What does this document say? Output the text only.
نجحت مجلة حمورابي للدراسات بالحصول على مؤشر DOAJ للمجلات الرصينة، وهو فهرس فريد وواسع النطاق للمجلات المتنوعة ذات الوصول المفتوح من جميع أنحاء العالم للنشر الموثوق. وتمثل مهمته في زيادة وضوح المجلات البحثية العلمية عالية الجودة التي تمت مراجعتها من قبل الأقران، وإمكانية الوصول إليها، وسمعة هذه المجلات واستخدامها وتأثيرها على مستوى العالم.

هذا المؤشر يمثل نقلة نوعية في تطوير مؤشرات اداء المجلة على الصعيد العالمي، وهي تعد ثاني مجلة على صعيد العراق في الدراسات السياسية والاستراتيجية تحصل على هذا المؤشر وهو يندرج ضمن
********
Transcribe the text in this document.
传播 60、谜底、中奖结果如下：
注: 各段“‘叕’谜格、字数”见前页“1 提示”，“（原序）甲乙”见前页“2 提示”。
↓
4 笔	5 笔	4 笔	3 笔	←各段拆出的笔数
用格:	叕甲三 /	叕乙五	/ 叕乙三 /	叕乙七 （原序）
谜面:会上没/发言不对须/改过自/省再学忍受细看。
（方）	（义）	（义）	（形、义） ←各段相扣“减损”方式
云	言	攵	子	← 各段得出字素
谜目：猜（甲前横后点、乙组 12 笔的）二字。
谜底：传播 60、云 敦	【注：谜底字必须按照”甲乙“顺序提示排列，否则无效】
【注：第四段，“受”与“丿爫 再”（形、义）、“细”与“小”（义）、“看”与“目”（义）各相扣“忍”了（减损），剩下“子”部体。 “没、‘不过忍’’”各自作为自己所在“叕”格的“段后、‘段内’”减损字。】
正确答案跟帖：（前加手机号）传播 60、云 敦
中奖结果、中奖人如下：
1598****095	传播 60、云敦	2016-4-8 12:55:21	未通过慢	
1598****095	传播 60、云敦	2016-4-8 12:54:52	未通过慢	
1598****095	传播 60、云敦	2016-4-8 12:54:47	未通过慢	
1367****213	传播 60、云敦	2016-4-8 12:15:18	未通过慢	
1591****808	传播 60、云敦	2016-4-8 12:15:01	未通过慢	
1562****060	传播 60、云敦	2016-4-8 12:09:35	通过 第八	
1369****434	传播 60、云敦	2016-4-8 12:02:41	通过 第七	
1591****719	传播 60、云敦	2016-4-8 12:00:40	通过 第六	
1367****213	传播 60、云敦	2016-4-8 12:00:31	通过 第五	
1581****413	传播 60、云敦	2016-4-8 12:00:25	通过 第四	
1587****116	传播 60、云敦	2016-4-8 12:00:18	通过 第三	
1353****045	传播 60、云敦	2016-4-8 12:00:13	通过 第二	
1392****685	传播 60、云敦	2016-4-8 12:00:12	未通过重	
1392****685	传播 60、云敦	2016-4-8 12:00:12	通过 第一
********
Requirements
Check each line above for "未通过慢" and return the ones that have it.

Answer for this exercise
1598****095	传播 60、云敦	2016-4-8 12:55:21	未通过慢	
1598****095	传播 60、云敦	2016-4-8 12:54:52	未通过慢	
1598****095	传播 60、云敦	2016-4-8 12:54:47	未通过慢	
1367****213	传播 60、云敦	2016-4-8 12:15:18	未通过慢	
1591****808	传播 60、云敦	2016-4-8 12:15:01	未通过慢	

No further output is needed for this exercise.